+++ Provided text +++
An inventory and appraisement of his personal estate was made and filed, showing a total personal estate of $839,095.21, composed of cash in bank of $13,042.83; war savings stamps, $274.80; bonds, $153,009; accrued coupon interest on bonds, $2488.36; notes, $22,145.17; accounts due, $388.50; stocks, $433,998; judgment, $850; household effects, $7779.50; personal property on farm, $3041.50; and personal property in garage, $2077.25. The appraisement should be corrected: (1) error in adding value of bonds, so that this item should be $135,909.50; (2) adding value of $5000 of Kingdom of Belgium bonds, eight per cent., of 1941, value $4995; making a total appraisement of $626,990.71. Of this amount there was turned over to Eben Russ, as directed in the will, stocks to the value of $177,383. The balance of this estate, except cash in bank to the amount of $4856.99 and personal property on farm and in garage, was taken charge of by Clare H. Russ.
Mrs. Clare H. Russ died on or about January 3, 1930, after having made and executed her last will and testament, bearing date of October 2, 1928, and duly probated and registered in the office of the Register of Wills of Elk County. She also executed, by signing and sealing in the presence of witnesses, a paper bearing date of February 13, 1928, referred to in paragraph three of her will, and which itself refers to the will, but was not probated as part of her will, probably because she directed that “it is not to form any part of my will as my will is entered of record.” In this writing she undertakes to dispose of all of her own property, as well as most of the property coming into her hands under the will of her husband, Eben J. Russ, and remaining undisposed of by her, and including the increase and accumulations of the same.
An inventory and appraisement was made in her estate of a total amount of $1,117,675.91, made up as follows: cash in bank, $195,953.98; household effects, $3088.35; jewelry, $13,528.50; stocks, $855,270.45; furs and personal belongings, $402.25; bonds and interest, $48,932.38; notes, $500. The substantial increase over the appraisement of the estate of Eben J. Russ is due in part to increased value of the stocks belonging to him at his death.
[414]*414On August 21,1980, Eben George Russ presented his petition to the Orphans’ Court of Elk County, praying for a citation upon the executors of Clare H. Russ, deceased, and also upon all those persons mentioned in her will and letter accompanying the will as being beneficiaries thereunder, to show cause why the executors should not turn over to said Eben George Russ certain personal property as listed therein and added by subsequent amendments, on the ground that such property was that which was received by the said Clare H. Russ under the will of her husband, Dr. Eben J. Russ, together with the accretions and accumulations thereof, and that under the said will of her husband she had the possession of such property during her lifetime, with the right to consume the same or any part thereof, but that what remained unused and undisposed of was given to Eben George Russ, the petitioner. Said citation was duly served, and some of the parties receiving minor bequests waived and relinquished any claim or title to said property, but answers were filed by the majority admitting that some of the articles named were received by Clare H. Russ under the will of her husband, but denying that others were so received or acquired, and averring, further, that the petitioner, Eben George Russ, acquired under his father’s will only a claim for the value of such portion of said property as remained undisposed of at the time of her death, as determined by the appraisal thereof at the time of the death of Dr. Eben J. Russ, and denying the right of the petitioner to any of the property in kind. Later, an amendment was filed, in which the respondents set up and averred that Clare H. Russ took an absolute estate in the property coming to her under the will of her husband, and denying that petitioner had any claim either to the property or its value, so that the controversy presents the following issues:
1. The construction of the will of Eben J. Russ. The petitioner claims that the proper construction of the will gives to Mrs. Clare H. Russ the possession of the property during her life, with the right to consume so much of the income and principal as may be necessary for her support, comfort, convenience, etc., but that what remains, including income, accretions and accumulations, in whatever form they may have been put by her, were given to and belong to the petitioner, the son of Dr. Eben J. Russ. If this position is sustained, then the question of the identification of the property arises, but not otherwise.
+++ Recorded information +++
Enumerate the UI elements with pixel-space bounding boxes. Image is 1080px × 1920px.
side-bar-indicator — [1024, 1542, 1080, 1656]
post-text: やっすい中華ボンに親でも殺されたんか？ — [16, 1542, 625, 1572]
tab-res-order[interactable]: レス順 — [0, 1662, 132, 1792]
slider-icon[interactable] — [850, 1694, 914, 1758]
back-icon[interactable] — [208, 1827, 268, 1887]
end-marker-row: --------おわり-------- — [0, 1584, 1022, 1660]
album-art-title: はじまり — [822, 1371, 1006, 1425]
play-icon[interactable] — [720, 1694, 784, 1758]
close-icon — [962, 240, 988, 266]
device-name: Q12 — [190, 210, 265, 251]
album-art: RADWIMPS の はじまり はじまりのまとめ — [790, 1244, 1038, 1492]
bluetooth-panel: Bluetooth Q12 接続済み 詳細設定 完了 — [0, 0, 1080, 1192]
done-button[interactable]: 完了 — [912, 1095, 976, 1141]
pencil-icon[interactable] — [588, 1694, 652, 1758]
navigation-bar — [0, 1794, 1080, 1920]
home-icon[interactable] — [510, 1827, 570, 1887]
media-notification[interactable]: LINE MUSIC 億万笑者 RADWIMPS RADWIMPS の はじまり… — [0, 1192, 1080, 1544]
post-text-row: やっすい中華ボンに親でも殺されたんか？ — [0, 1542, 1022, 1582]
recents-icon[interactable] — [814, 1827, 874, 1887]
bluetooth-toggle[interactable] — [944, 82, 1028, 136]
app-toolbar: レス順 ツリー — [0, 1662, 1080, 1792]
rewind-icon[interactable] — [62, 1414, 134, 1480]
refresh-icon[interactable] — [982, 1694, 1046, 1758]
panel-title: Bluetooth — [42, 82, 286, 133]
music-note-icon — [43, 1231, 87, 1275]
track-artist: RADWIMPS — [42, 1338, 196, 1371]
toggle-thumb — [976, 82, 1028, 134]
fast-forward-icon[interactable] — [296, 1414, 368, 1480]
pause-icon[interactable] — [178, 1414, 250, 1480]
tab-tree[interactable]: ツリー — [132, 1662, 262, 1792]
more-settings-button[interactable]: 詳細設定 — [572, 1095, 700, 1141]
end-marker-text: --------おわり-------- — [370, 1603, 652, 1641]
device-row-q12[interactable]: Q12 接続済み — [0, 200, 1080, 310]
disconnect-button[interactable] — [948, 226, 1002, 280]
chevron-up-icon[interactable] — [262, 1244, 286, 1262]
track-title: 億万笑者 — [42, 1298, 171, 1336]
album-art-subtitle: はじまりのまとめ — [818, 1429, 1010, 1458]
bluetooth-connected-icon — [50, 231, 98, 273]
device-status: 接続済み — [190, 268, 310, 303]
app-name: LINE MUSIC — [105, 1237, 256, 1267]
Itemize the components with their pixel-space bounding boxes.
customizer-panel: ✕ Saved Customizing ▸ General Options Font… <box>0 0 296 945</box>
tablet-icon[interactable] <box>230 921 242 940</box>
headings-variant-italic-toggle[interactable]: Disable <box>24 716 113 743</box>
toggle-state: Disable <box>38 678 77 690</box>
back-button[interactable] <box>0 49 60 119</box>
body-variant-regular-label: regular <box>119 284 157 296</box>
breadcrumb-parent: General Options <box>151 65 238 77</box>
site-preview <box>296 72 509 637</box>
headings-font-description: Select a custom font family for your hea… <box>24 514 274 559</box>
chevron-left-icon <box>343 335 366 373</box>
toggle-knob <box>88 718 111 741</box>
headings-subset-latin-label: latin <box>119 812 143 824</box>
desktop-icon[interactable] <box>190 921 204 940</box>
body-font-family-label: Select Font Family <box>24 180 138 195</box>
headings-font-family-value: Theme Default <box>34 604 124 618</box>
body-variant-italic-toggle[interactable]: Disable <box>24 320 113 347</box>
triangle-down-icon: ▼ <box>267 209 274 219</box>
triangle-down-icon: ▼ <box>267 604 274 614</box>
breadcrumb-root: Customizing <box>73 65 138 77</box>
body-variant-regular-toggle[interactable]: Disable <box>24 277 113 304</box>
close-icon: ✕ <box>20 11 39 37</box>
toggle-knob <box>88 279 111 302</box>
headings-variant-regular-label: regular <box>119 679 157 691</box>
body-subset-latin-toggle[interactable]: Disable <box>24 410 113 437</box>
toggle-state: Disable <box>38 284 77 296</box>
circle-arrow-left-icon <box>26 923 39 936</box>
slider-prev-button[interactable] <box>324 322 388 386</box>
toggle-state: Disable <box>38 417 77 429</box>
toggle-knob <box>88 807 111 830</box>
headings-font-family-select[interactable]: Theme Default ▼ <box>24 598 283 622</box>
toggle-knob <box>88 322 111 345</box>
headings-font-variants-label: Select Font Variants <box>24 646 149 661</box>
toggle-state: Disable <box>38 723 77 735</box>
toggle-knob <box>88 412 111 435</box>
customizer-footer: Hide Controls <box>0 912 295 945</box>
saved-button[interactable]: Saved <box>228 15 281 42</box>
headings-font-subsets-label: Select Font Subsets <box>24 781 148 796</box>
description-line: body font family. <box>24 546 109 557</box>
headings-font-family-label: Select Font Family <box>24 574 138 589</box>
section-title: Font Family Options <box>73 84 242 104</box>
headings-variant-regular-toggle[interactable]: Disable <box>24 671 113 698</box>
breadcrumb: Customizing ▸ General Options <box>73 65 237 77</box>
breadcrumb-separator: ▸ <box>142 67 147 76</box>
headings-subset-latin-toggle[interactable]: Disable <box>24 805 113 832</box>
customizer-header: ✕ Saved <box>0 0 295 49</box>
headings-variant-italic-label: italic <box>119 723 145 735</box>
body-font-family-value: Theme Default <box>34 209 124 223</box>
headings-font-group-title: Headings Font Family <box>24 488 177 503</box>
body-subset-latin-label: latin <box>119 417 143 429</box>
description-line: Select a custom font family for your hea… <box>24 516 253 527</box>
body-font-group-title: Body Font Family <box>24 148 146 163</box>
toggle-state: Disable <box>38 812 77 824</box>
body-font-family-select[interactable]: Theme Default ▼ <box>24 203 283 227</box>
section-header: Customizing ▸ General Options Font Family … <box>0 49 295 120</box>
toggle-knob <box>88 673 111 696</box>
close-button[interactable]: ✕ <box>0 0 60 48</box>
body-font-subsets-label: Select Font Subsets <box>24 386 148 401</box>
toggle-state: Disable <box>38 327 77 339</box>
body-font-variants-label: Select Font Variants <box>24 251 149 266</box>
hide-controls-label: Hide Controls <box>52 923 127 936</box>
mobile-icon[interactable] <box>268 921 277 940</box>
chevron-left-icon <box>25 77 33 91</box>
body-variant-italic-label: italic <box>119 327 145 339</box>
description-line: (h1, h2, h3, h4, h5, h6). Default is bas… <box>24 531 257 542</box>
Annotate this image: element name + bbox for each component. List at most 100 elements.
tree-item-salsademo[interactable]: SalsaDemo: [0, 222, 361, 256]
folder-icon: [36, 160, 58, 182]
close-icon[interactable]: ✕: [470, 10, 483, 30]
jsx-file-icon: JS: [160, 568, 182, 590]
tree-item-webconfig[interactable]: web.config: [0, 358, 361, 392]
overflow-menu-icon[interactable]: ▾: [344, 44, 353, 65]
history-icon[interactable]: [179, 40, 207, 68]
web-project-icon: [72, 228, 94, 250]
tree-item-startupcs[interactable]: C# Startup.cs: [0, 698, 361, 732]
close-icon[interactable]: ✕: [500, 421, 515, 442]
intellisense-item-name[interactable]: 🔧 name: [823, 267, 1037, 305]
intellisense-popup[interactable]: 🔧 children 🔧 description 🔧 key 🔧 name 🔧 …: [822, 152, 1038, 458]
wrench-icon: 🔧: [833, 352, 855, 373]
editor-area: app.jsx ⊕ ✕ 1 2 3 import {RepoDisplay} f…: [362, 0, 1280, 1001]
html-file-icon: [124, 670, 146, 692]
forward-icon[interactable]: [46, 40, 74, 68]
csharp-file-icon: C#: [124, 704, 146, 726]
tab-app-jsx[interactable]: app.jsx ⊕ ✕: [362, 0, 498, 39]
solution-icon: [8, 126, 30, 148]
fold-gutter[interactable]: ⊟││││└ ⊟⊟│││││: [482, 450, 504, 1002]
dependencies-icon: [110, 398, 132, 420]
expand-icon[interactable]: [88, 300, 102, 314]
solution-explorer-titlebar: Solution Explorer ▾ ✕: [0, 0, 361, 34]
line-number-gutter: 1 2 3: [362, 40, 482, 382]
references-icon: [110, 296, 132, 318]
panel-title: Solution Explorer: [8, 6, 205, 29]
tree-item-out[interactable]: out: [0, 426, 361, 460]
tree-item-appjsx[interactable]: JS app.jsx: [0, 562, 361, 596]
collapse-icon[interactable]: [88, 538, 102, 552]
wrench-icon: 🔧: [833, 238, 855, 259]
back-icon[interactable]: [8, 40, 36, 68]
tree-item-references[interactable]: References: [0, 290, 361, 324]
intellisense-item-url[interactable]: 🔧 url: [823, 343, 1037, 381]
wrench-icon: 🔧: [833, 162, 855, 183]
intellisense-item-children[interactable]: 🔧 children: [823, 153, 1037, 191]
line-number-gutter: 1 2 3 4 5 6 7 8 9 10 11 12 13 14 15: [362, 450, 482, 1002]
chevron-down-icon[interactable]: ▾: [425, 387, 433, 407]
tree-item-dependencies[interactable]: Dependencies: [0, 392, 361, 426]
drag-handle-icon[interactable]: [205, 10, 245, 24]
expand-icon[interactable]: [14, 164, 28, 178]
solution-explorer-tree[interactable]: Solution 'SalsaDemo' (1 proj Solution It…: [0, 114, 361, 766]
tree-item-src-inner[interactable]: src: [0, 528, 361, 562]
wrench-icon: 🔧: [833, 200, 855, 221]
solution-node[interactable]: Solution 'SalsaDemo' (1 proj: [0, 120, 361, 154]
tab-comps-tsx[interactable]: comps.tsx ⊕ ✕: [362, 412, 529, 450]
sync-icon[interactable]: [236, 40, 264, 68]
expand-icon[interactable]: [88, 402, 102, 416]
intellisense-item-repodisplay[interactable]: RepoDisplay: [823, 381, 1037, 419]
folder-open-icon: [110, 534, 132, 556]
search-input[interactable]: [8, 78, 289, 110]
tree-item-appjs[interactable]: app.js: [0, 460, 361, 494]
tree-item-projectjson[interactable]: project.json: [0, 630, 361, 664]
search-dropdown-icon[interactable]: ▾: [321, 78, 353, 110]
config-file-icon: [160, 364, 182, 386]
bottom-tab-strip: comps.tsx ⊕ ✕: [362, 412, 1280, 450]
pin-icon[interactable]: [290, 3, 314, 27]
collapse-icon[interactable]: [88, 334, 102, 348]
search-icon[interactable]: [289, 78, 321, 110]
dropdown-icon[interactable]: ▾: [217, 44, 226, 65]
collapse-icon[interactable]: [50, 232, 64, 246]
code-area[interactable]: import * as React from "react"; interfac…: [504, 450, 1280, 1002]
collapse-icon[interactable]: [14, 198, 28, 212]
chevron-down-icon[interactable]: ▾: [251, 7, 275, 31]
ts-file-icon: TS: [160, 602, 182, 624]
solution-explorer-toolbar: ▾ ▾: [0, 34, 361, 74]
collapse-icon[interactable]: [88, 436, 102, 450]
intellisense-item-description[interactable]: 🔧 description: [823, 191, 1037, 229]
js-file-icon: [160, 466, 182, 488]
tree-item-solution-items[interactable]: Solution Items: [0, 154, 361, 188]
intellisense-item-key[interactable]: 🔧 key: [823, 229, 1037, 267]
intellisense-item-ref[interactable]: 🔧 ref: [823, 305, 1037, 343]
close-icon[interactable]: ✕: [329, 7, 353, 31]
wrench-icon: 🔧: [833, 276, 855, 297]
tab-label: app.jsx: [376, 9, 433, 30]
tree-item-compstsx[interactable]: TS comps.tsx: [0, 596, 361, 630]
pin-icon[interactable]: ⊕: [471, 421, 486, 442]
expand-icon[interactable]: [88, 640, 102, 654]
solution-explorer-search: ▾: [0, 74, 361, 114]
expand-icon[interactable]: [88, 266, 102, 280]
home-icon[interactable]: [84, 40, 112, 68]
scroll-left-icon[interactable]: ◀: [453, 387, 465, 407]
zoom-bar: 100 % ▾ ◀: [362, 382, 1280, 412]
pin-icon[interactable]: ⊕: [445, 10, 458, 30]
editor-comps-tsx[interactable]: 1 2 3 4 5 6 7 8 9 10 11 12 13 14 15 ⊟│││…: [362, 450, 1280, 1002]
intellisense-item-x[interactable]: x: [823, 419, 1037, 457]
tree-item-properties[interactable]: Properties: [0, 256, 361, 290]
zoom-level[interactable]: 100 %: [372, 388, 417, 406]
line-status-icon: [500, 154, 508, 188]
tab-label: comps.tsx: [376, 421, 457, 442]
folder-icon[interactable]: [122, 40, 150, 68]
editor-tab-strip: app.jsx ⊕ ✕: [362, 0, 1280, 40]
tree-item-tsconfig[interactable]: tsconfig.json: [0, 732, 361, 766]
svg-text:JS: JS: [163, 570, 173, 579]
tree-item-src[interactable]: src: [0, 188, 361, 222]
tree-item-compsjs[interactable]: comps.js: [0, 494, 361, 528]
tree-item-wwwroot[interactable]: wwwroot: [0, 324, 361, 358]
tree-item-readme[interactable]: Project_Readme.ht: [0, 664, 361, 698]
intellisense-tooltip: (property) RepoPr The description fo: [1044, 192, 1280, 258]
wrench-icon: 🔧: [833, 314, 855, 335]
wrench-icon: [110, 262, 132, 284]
+++
* **Complete the following**
- 1) From the text on the Russ estate dispute, list every category of property in the inventory and appraisement of Clare H. Russ's estate, along with its stated value.
- 2) Carry on the text about the Russ estate dispute from the point where it stops.

* **Task answers**
- 1)
- Cash in bank: $195,953.98
- Household effects: $3088.35
- Jewelry: $13,528.50
- Stocks: $855,270.45
- Furs and personal belongings: $402.25
- Bonds and interest: $48,932.38
- Notes: $500

- 2)
2. The primary contention of the respondents is now that Mrs. Clare H. Russ took an absolute estate in all of the personal property in controversy. If this contention should not prevail, then the secondary position taken.by them is that Clare H. Russ took the property absolutely and became a debtor to petitioner for the value of such portion of the property as remained undisposed of at the time of her death, as determined by the appraised value thereof at the time of the death of Dr. Russ, the testator, that is, that the entire income and also so much of the corpus of the estate as she saw fit to sell or otherwise disposed of belongs to her, or rather to her estate, and that the son gets only the value of so much of the original property as remained undisposed of at her death, that value being determined by the appraisement of the testator’s estate.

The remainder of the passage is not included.